• What you will do: Count the lines below that contain the word "term", and reply with that number alone.

━━━━━ Supplied material ━━━━━

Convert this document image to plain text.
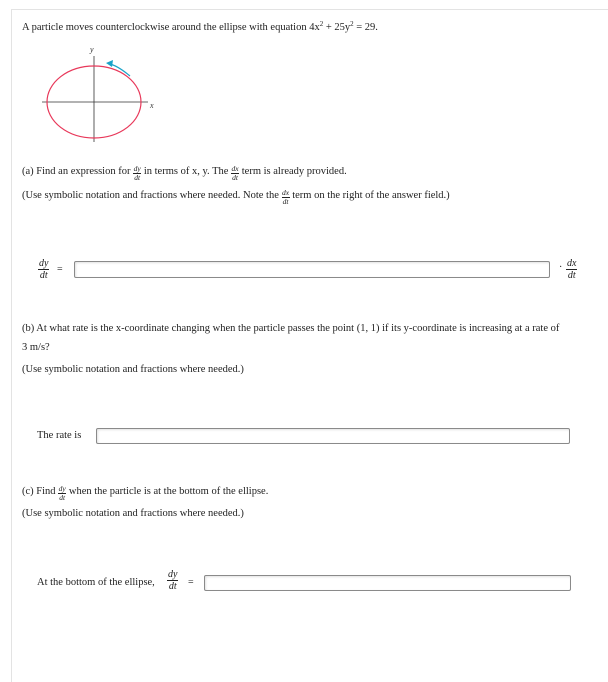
A particle moves counterclockwise around the ellipse with equation $4x^2 + 25y^2 = 29$.
y
x
(a) Find an expression for $\frac{dy}{dt}$ in terms of x, y. The $\frac{dx}{dt}$ term is already provided.
(Use symbolic notation and fractions where needed. Note the $\frac{dx}{dt}$ term on the right of the answer field.)
$\frac{dy}{dt}$ =	· $\frac{dx}{dt}$
(b) At what rate is the x-coordinate changing when the particle passes the point (1, 1) if its y-coordinate is increasing at a rate of
3 m/s?
(Use symbolic notation and fractions where needed.)
The rate is
(c) Find $\frac{dy}{dt}$ when the particle is at the bottom of the ellipse.
(Use symbolic notation and fractions where needed.)
At the bottom of the ellipse, $\frac{dy}{dt}$ =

━━━━━

• Expected output: 2